### YOUR OBJECTIVE
Reproduce all of the data that follows, character for character.

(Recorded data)

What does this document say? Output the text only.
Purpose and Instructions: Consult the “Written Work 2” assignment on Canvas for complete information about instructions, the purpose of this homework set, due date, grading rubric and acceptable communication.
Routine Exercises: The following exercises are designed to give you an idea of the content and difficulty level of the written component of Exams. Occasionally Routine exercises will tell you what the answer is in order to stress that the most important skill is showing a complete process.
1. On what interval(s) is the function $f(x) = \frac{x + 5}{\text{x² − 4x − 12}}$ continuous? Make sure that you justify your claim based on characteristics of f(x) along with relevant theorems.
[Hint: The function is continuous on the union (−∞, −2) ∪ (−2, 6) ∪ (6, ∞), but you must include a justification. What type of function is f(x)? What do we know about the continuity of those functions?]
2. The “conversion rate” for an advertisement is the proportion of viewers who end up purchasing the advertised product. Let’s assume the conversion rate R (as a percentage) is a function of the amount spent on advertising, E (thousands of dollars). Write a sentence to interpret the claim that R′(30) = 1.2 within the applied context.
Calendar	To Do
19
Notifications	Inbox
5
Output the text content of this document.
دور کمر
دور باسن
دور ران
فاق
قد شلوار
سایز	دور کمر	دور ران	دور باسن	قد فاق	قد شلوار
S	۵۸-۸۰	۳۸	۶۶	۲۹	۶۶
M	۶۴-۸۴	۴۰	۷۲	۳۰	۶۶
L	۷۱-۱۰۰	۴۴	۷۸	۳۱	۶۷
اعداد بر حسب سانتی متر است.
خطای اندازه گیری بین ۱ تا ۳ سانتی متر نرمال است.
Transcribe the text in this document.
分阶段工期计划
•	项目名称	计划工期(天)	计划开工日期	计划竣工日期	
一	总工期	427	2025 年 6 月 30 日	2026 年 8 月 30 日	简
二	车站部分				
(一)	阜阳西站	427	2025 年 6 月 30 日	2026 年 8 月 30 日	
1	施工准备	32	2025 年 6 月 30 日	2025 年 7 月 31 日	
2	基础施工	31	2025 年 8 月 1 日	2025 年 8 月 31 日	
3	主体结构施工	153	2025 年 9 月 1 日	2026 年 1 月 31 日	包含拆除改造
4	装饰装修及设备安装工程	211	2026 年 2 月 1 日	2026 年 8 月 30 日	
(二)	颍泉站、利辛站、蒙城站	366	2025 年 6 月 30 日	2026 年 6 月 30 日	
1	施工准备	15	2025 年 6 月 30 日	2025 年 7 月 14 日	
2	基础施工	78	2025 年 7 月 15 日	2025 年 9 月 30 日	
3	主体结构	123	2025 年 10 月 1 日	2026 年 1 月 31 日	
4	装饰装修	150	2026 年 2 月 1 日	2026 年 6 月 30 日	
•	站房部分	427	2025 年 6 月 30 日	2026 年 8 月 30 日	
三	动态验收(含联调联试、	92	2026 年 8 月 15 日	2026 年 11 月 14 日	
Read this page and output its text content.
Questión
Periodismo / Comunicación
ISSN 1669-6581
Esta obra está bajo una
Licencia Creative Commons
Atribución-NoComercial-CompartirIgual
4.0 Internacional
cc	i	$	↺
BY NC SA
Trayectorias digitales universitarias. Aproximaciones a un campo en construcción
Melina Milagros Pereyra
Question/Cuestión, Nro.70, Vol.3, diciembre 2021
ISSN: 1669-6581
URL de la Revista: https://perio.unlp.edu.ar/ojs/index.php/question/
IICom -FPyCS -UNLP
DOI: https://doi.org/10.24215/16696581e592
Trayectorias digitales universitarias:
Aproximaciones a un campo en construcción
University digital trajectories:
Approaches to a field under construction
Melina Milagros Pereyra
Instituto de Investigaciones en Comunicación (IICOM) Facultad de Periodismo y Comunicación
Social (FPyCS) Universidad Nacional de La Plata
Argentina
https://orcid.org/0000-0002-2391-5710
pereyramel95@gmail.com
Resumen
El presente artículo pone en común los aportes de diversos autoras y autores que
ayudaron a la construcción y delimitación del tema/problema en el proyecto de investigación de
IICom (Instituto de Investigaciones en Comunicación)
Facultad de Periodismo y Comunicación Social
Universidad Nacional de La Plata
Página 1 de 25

### WRITTEN RESPONSE
What does this document say? Output the text only.
Purpose and Instructions: Consult the “Written Work 2” assignment on Canvas for complete information about instructions, the purpose of this homework set, due date, grading rubric and acceptable communication.
Routine Exercises: The following exercises are designed to give you an idea of the content and difficulty level of the written component of Exams. Occasionally Routine exercises will tell you what the answer is in order to stress that the most important skill is showing a complete process.
1. On what interval(s) is the function $f(x) = \frac{x + 5}{\text{x² − 4x − 12}}$ continuous? Make sure that you justify your claim based on characteristics of f(x) along with relevant theorems.
[Hint: The function is continuous on the union (−∞, −2) ∪ (−2, 6) ∪ (6, ∞), but you must include a justification. What type of function is f(x)? What do we know about the continuity of those functions?]
2. The “conversion rate” for an advertisement is the proportion of viewers who end up purchasing the advertised product. Let’s assume the conversion rate R (as a percentage) is a function of the amount spent on advertising, E (thousands of dollars). Write a sentence to interpret the claim that R′(30) = 1.2 within the applied context.
Calendar	To Do
19
Notifications	Inbox
5
Output the text content of this document.
دور کمر
دور باسن
دور ران
فاق
قد شلوار
سایز	دور کمر	دور ران	دور باسن	قد فاق	قد شلوار
S	۵۸-۸۰	۳۸	۶۶	۲۹	۶۶
M	۶۴-۸۴	۴۰	۷۲	۳۰	۶۶
L	۷۱-۱۰۰	۴۴	۷۸	۳۱	۶۷
اعداد بر حسب سانتی متر است.
خطای اندازه گیری بین ۱ تا ۳ سانتی متر نرمال است.
Transcribe the text in this document.
分阶段工期计划
•	项目名称	计划工期(天)	计划开工日期	计划竣工日期	
一	总工期	427	2025 年 6 月 30 日	2026 年 8 月 30 日	简
二	车站部分				
(一)	阜阳西站	427	2025 年 6 月 30 日	2026 年 8 月 30 日	
1	施工准备	32	2025 年 6 月 30 日	2025 年 7 月 31 日	
2	基础施工	31	2025 年 8 月 1 日	2025 年 8 月 31 日	
3	主体结构施工	153	2025 年 9 月 1 日	2026 年 1 月 31 日	包含拆除改造
4	装饰装修及设备安装工程	211	2026 年 2 月 1 日	2026 年 8 月 30 日	
(二)	颍泉站、利辛站、蒙城站	366	2025 年 6 月 30 日	2026 年 6 月 30 日	
1	施工准备	15	2025 年 6 月 30 日	2025 年 7 月 14 日	
2	基础施工	78	2025 年 7 月 15 日	2025 年 9 月 30 日	
3	主体结构	123	2025 年 10 月 1 日	2026 年 1 月 31 日	
4	装饰装修	150	2026 年 2 月 1 日	2026 年 6 月 30 日	
•	站房部分	427	2025 年 6 月 30 日	2026 年 8 月 30 日	
三	动态验收(含联调联试、	92	2026 年 8 月 15 日	2026 年 11 月 14 日	
Read this page and output its text content.
Questión
Periodismo / Comunicación
ISSN 1669-6581
Esta obra está bajo una
Licencia Creative Commons
Atribución-NoComercial-CompartirIgual
4.0 Internacional
cc	i	$	↺
BY NC SA
Trayectorias digitales universitarias. Aproximaciones a un campo en construcción
Melina Milagros Pereyra
Question/Cuestión, Nro.70, Vol.3, diciembre 2021
ISSN: 1669-6581
URL de la Revista: https://perio.unlp.edu.ar/ojs/index.php/question/
IICom -FPyCS -UNLP
DOI: https://doi.org/10.24215/16696581e592
Trayectorias digitales universitarias:
Aproximaciones a un campo en construcción
University digital trajectories:
Approaches to a field under construction
Melina Milagros Pereyra
Instituto de Investigaciones en Comunicación (IICOM) Facultad de Periodismo y Comunicación
Social (FPyCS) Universidad Nacional de La Plata
Argentina
https://orcid.org/0000-0002-2391-5710
pereyramel95@gmail.com
Resumen
El presente artículo pone en común los aportes de diversos autoras y autores que
ayudaron a la construcción y delimitación del tema/problema en el proyecto de investigación de
IICom (Instituto de Investigaciones en Comunicación)
Facultad de Periodismo y Comunicación Social
Universidad Nacional de La Plata
Página 1 de 25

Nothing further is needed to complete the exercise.